------ ENTRIES PROVIDED
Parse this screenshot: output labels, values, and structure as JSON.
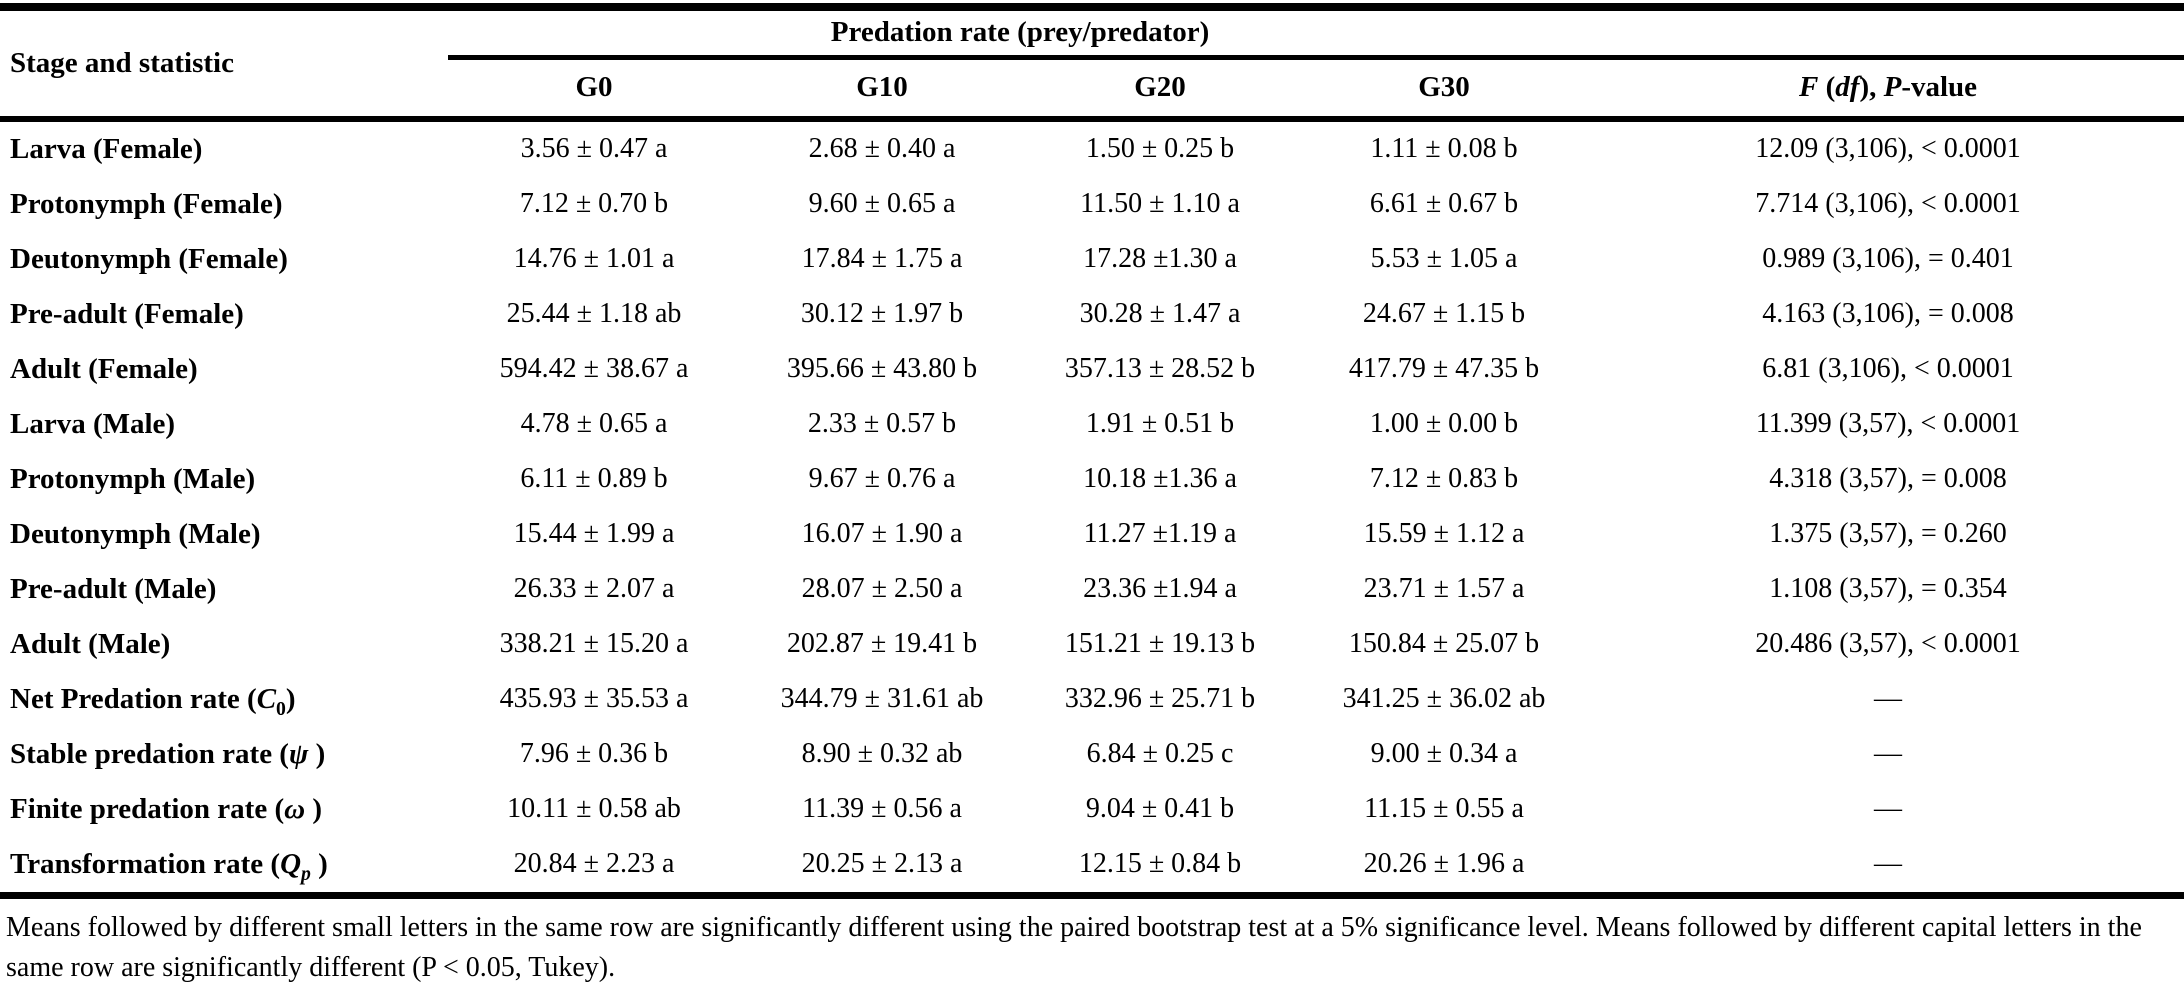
{
  "table": {
    "corner_header": "Stage and statistic",
    "spanner_header": "Predation rate (prey/predator)",
    "group_columns": [
      "G0",
      "G10",
      "G20",
      "G30"
    ],
    "stat_header_segments": [
      {
        "t": "F",
        "i": true
      },
      {
        "t": " ("
      },
      {
        "t": "df",
        "i": true
      },
      {
        "t": "), "
      },
      {
        "t": "P",
        "i": true
      },
      {
        "t": "-value"
      }
    ],
    "rows": [
      {
        "label": "Larva (Female)",
        "values": [
          "3.56 ± 0.47 a",
          "2.68 ± 0.40 a",
          "1.50 ± 0.25 b",
          "1.11 ± 0.08 b",
          "12.09 (3,106), < 0.0001"
        ]
      },
      {
        "label": "Protonymph (Female)",
        "values": [
          "7.12 ± 0.70 b",
          "9.60 ± 0.65 a",
          "11.50 ± 1.10 a",
          "6.61 ± 0.67 b",
          "7.714 (3,106), < 0.0001"
        ]
      },
      {
        "label": "Deutonymph (Female)",
        "values": [
          "14.76 ± 1.01 a",
          "17.84 ± 1.75 a",
          "17.28 ±1.30 a",
          "5.53 ± 1.05 a",
          "0.989 (3,106), = 0.401"
        ]
      },
      {
        "label": "Pre-adult (Female)",
        "values": [
          "25.44 ± 1.18 ab",
          "30.12 ± 1.97 b",
          "30.28 ± 1.47 a",
          "24.67 ± 1.15 b",
          "4.163 (3,106), = 0.008"
        ]
      },
      {
        "label": "Adult (Female)",
        "values": [
          "594.42 ± 38.67 a",
          "395.66 ± 43.80 b",
          "357.13 ± 28.52 b",
          "417.79 ± 47.35 b",
          "6.81 (3,106), < 0.0001"
        ]
      },
      {
        "label": "Larva (Male)",
        "values": [
          "4.78 ± 0.65 a",
          "2.33 ± 0.57 b",
          "1.91 ± 0.51 b",
          "1.00 ± 0.00 b",
          "11.399 (3,57), < 0.0001"
        ]
      },
      {
        "label": "Protonymph (Male)",
        "values": [
          "6.11 ± 0.89 b",
          "9.67 ± 0.76 a",
          "10.18 ±1.36 a",
          "7.12 ± 0.83 b",
          "4.318 (3,57), = 0.008"
        ]
      },
      {
        "label": "Deutonymph (Male)",
        "values": [
          "15.44 ± 1.99 a",
          "16.07 ± 1.90 a",
          "11.27 ±1.19 a",
          "15.59 ± 1.12 a",
          "1.375 (3,57), = 0.260"
        ]
      },
      {
        "label": "Pre-adult (Male)",
        "values": [
          "26.33 ± 2.07 a",
          "28.07 ± 2.50 a",
          "23.36 ±1.94 a",
          "23.71 ± 1.57 a",
          "1.108 (3,57), = 0.354"
        ]
      },
      {
        "label": "Adult (Male)",
        "values": [
          "338.21 ± 15.20 a",
          "202.87 ± 19.41 b",
          "151.21 ± 19.13 b",
          "150.84 ± 25.07 b",
          "20.486 (3,57), < 0.0001"
        ]
      },
      {
        "label_segments": [
          {
            "t": "Net Predation rate ("
          },
          {
            "t": "C",
            "i": true
          },
          {
            "t": "0",
            "sub": true
          },
          {
            "t": ")"
          }
        ],
        "values": [
          "435.93 ± 35.53 a",
          "344.79 ± 31.61 ab",
          "332.96 ± 25.71 b",
          "341.25 ± 36.02 ab",
          "—"
        ]
      },
      {
        "label_segments": [
          {
            "t": "Stable predation rate ("
          },
          {
            "t": "ψ",
            "i": true
          },
          {
            "t": " )"
          }
        ],
        "values": [
          "7.96 ± 0.36 b",
          "8.90 ± 0.32 ab",
          "6.84 ± 0.25 c",
          "9.00 ± 0.34 a",
          "—"
        ]
      },
      {
        "label_segments": [
          {
            "t": "Finite predation rate ("
          },
          {
            "t": "ω",
            "i": true
          },
          {
            "t": " )"
          }
        ],
        "values": [
          "10.11 ± 0.58 ab",
          "11.39 ± 0.56 a",
          "9.04 ± 0.41 b",
          "11.15 ± 0.55 a",
          "—"
        ]
      },
      {
        "label_segments": [
          {
            "t": "Transformation rate ("
          },
          {
            "t": "Q",
            "i": true
          },
          {
            "t": "p",
            "i": true,
            "sub": true
          },
          {
            "t": " )"
          }
        ],
        "values": [
          "20.84 ± 2.23 a",
          "20.25 ± 2.13 a",
          "12.15 ± 0.84 b",
          "20.26 ± 1.96 a",
          "—"
        ]
      }
    ]
  },
  "footnote": "Means followed by different small letters in the same row are significantly different using the paired bootstrap test at a 5% significance level. Means followed by different capital letters in the same row are significantly different (P < 0.05, Tukey)."
}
------------
(WHAT YOU SHOULD DO): Print the entries above exactly, taking out only the pictures.

(EXERCISE RESPONSE):
Parse this screenshot: output labels, values, and structure as JSON.
{
  "table": {
    "corner_header": "Stage and statistic",
    "spanner_header": "Predation rate (prey/predator)",
    "group_columns": [
      "G0",
      "G10",
      "G20",
      "G30"
    ],
    "stat_header_segments": [
      {
        "t": "F",
        "i": true
      },
      {
        "t": " ("
      },
      {
        "t": "df",
        "i": true
      },
      {
        "t": "), "
      },
      {
        "t": "P",
        "i": true
      },
      {
        "t": "-value"
      }
    ],
    "rows": [
      {
        "label": "Larva (Female)",
        "values": [
          "3.56 ± 0.47 a",
          "2.68 ± 0.40 a",
          "1.50 ± 0.25 b",
          "1.11 ± 0.08 b",
          "12.09 (3,106), < 0.0001"
        ]
      },
      {
        "label": "Protonymph (Female)",
        "values": [
          "7.12 ± 0.70 b",
          "9.60 ± 0.65 a",
          "11.50 ± 1.10 a",
          "6.61 ± 0.67 b",
          "7.714 (3,106), < 0.0001"
        ]
      },
      {
        "label": "Deutonymph (Female)",
        "values": [
          "14.76 ± 1.01 a",
          "17.84 ± 1.75 a",
          "17.28 ±1.30 a",
          "5.53 ± 1.05 a",
          "0.989 (3,106), = 0.401"
        ]
      },
      {
        "label": "Pre-adult (Female)",
        "values": [
          "25.44 ± 1.18 ab",
          "30.12 ± 1.97 b",
          "30.28 ± 1.47 a",
          "24.67 ± 1.15 b",
          "4.163 (3,106), = 0.008"
        ]
      },
      {
        "label": "Adult (Female)",
        "values": [
          "594.42 ± 38.67 a",
          "395.66 ± 43.80 b",
          "357.13 ± 28.52 b",
          "417.79 ± 47.35 b",
          "6.81 (3,106), < 0.0001"
        ]
      },
      {
        "label": "Larva (Male)",
        "values": [
          "4.78 ± 0.65 a",
          "2.33 ± 0.57 b",
          "1.91 ± 0.51 b",
          "1.00 ± 0.00 b",
          "11.399 (3,57), < 0.0001"
        ]
      },
      {
        "label": "Protonymph (Male)",
        "values": [
          "6.11 ± 0.89 b",
          "9.67 ± 0.76 a",
          "10.18 ±1.36 a",
          "7.12 ± 0.83 b",
          "4.318 (3,57), = 0.008"
        ]
      },
      {
        "label": "Deutonymph (Male)",
        "values": [
          "15.44 ± 1.99 a",
          "16.07 ± 1.90 a",
          "11.27 ±1.19 a",
          "15.59 ± 1.12 a",
          "1.375 (3,57), = 0.260"
        ]
      },
      {
        "label": "Pre-adult (Male)",
        "values": [
          "26.33 ± 2.07 a",
          "28.07 ± 2.50 a",
          "23.36 ±1.94 a",
          "23.71 ± 1.57 a",
          "1.108 (3,57), = 0.354"
        ]
      },
      {
        "label": "Adult (Male)",
        "values": [
          "338.21 ± 15.20 a",
          "202.87 ± 19.41 b",
          "151.21 ± 19.13 b",
          "150.84 ± 25.07 b",
          "20.486 (3,57), < 0.0001"
        ]
      },
      {
        "label_segments": [
          {
            "t": "Net Predation rate ("
          },
          {
            "t": "C",
            "i": true
          },
          {
            "t": "0",
            "sub": true
          },
          {
            "t": ")"
          }
        ],
        "values": [
          "435.93 ± 35.53 a",
          "344.79 ± 31.61 ab",
          "332.96 ± 25.71 b",
          "341.25 ± 36.02 ab",
          "—"
        ]
      },
      {
        "label_segments": [
          {
            "t": "Stable predation rate ("
          },
          {
            "t": "ψ",
            "i": true
          },
          {
            "t": " )"
          }
        ],
        "values": [
          "7.96 ± 0.36 b",
          "8.90 ± 0.32 ab",
          "6.84 ± 0.25 c",
          "9.00 ± 0.34 a",
          "—"
        ]
      },
      {
        "label_segments": [
          {
            "t": "Finite predation rate ("
          },
          {
            "t": "ω",
            "i": true
          },
          {
            "t": " )"
          }
        ],
        "values": [
          "10.11 ± 0.58 ab",
          "11.39 ± 0.56 a",
          "9.04 ± 0.41 b",
          "11.15 ± 0.55 a",
          "—"
        ]
      },
      {
        "label_segments": [
          {
            "t": "Transformation rate ("
          },
          {
            "t": "Q",
            "i": true
          },
          {
            "t": "p",
            "i": true,
            "sub": true
          },
          {
            "t": " )"
          }
        ],
        "values": [
          "20.84 ± 2.23 a",
          "20.25 ± 2.13 a",
          "12.15 ± 0.84 b",
          "20.26 ± 1.96 a",
          "—"
        ]
      }
    ]
  },
  "footnote": "Means followed by different small letters in the same row are significantly different using the paired bootstrap test at a 5% significance level. Means followed by different capital letters in the same row are significantly different (P < 0.05, Tukey)."
}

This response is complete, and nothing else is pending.